- Énoncé: Pouvez-vous recopier les lignes en commençant à celle qui contient « Find all labels, buttons, inputs, and » et en terminant à celle qui contient « - unread-indicator-icon: [108, 235, 122, 249] », en substituant « Oldest » à « Newest » sans rien modifier d'autre ?

───

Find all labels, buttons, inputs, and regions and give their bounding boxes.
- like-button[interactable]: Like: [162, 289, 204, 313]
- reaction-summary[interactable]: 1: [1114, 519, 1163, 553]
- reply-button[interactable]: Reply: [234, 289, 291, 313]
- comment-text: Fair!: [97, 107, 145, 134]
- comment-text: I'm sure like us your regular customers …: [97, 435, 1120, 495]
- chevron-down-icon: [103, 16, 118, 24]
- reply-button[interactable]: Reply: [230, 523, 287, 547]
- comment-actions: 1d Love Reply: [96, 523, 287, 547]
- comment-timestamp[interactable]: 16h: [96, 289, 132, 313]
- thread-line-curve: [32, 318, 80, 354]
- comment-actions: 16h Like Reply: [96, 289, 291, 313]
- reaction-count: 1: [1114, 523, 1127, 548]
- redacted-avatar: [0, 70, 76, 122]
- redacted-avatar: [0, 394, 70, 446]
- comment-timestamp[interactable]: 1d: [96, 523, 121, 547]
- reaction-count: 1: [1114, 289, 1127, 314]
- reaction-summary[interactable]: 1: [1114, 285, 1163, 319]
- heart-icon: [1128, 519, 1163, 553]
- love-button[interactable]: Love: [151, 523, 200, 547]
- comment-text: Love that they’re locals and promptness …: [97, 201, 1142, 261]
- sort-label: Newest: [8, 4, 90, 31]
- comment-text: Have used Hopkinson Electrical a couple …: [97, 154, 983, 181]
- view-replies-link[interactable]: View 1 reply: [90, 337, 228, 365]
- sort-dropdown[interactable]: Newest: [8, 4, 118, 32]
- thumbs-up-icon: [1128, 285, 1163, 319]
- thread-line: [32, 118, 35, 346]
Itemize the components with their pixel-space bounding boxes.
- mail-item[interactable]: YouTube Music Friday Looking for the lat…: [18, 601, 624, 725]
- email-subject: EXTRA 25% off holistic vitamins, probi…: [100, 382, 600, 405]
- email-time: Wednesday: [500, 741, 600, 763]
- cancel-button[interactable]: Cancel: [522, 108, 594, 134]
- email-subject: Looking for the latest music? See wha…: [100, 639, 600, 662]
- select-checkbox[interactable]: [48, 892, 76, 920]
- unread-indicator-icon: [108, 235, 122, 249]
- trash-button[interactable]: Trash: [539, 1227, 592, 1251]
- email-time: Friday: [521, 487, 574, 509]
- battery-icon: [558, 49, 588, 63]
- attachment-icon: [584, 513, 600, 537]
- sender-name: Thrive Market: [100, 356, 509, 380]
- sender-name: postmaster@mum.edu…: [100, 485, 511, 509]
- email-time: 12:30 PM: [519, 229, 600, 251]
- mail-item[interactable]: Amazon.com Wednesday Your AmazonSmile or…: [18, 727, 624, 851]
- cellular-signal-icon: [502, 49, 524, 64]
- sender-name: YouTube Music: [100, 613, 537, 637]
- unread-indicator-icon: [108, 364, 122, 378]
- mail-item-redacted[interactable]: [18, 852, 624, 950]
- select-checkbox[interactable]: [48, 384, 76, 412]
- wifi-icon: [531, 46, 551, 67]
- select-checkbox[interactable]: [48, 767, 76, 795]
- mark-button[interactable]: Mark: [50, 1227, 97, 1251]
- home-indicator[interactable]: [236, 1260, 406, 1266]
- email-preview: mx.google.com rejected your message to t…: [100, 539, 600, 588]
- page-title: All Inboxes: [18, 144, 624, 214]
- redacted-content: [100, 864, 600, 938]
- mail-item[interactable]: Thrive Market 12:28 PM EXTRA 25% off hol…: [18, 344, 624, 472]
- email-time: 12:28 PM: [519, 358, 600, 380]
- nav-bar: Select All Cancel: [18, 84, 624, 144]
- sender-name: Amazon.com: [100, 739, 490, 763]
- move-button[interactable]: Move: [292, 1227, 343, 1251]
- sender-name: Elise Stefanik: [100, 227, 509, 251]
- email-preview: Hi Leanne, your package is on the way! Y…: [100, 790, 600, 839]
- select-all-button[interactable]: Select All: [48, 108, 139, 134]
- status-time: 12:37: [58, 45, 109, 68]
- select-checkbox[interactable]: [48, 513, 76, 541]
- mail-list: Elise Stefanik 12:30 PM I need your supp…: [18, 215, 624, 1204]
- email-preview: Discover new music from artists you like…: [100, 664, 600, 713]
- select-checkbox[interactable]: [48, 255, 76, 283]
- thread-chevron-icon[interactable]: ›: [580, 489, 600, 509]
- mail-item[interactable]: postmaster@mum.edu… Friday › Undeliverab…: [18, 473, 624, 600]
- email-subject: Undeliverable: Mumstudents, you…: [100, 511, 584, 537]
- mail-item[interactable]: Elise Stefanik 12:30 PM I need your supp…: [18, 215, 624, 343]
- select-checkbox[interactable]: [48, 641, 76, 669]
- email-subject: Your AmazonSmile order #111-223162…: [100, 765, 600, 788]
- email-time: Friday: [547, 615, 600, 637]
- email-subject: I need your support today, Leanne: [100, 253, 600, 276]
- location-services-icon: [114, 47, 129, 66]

───

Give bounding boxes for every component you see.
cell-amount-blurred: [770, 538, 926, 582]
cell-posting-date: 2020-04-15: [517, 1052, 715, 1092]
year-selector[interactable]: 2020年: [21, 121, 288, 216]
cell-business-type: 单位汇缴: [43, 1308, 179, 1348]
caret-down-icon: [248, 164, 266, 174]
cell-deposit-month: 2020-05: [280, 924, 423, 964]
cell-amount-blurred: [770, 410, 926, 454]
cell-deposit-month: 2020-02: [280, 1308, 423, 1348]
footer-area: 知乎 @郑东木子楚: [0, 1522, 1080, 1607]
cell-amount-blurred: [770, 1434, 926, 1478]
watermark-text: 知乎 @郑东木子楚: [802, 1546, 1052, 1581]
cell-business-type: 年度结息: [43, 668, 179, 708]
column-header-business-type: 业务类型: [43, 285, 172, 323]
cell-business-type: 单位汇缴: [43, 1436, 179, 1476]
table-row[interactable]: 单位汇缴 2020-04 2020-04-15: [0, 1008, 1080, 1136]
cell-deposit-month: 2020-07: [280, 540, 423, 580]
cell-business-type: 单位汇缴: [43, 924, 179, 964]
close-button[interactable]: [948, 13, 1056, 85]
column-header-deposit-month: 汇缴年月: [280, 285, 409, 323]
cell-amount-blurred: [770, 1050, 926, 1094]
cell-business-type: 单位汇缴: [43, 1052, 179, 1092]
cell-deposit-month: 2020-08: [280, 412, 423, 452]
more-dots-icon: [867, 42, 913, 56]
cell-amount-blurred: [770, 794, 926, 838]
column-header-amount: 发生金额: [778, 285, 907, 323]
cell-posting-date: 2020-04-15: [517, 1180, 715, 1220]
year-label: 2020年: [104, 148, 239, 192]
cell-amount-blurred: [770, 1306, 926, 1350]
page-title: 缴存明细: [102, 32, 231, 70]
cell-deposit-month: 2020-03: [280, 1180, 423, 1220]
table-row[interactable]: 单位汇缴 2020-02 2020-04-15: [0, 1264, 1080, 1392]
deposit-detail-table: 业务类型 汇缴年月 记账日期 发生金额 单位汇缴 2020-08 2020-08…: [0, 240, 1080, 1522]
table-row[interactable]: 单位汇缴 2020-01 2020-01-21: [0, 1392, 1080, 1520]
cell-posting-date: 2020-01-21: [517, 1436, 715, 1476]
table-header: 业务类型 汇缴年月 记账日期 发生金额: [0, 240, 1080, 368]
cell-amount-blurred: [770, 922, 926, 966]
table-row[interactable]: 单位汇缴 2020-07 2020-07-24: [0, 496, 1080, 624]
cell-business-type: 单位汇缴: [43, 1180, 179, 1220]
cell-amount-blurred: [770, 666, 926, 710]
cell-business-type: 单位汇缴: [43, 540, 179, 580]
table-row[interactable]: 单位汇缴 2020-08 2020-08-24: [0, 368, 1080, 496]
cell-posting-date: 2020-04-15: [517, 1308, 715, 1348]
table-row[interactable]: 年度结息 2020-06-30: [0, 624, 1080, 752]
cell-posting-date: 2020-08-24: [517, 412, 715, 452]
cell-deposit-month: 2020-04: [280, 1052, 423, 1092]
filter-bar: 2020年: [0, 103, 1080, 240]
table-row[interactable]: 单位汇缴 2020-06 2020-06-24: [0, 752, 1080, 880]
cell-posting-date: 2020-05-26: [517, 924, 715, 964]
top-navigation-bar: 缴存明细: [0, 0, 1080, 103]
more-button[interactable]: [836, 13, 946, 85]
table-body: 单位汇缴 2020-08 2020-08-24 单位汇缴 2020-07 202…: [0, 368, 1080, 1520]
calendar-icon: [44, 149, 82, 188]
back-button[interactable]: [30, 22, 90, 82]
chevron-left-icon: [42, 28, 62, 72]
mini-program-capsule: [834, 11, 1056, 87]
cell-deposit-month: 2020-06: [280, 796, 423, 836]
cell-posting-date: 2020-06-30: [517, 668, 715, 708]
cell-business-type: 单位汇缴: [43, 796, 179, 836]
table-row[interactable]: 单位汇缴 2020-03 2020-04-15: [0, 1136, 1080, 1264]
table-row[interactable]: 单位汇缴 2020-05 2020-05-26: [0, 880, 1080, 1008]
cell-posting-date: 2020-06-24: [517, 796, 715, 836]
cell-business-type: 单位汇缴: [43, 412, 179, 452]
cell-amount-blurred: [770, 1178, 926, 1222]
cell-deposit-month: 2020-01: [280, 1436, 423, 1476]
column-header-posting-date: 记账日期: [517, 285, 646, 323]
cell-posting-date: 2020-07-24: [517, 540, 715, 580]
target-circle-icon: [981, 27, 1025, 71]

───

- Réponse rédigée:
Find all labels, buttons, inputs, and regions and give their bounding boxes.
- like-button[interactable]: Like: [162, 289, 204, 313]
- reaction-summary[interactable]: 1: [1114, 519, 1163, 553]
- reply-button[interactable]: Reply: [234, 289, 291, 313]
- comment-text: Fair!: [97, 107, 145, 134]
- comment-text: I'm sure like us your regular customers …: [97, 435, 1120, 495]
- chevron-down-icon: [103, 16, 118, 24]
- reply-button[interactable]: Reply: [230, 523, 287, 547]
- comment-actions: 1d Love Reply: [96, 523, 287, 547]
- comment-timestamp[interactable]: 16h: [96, 289, 132, 313]
- thread-line-curve: [32, 318, 80, 354]
- comment-actions: 16h Like Reply: [96, 289, 291, 313]
- reaction-count: 1: [1114, 523, 1127, 548]
- redacted-avatar: [0, 70, 76, 122]
- redacted-avatar: [0, 394, 70, 446]
- comment-timestamp[interactable]: 1d: [96, 523, 121, 547]
- reaction-count: 1: [1114, 289, 1127, 314]
- reaction-summary[interactable]: 1: [1114, 285, 1163, 319]
- heart-icon: [1128, 519, 1163, 553]
- love-button[interactable]: Love: [151, 523, 200, 547]
- comment-text: Love that they’re locals and promptness …: [97, 201, 1142, 261]
- sort-label: Oldest: [8, 4, 90, 31]
- comment-text: Have used Hopkinson Electrical a couple …: [97, 154, 983, 181]
- view-replies-link[interactable]: View 1 reply: [90, 337, 228, 365]
- sort-dropdown[interactable]: Oldest: [8, 4, 118, 32]
- thumbs-up-icon: [1128, 285, 1163, 319]
- thread-line: [32, 118, 35, 346]
Itemize the components with their pixel-space bounding boxes.
- mail-item[interactable]: YouTube Music Friday Looking for the lat…: [18, 601, 624, 725]
- email-subject: EXTRA 25% off holistic vitamins, probi…: [100, 382, 600, 405]
- email-time: Wednesday: [500, 741, 600, 763]
- cancel-button[interactable]: Cancel: [522, 108, 594, 134]
- email-subject: Looking for the latest music? See wha…: [100, 639, 600, 662]
- select-checkbox[interactable]: [48, 892, 76, 920]
- unread-indicator-icon: [108, 235, 122, 249]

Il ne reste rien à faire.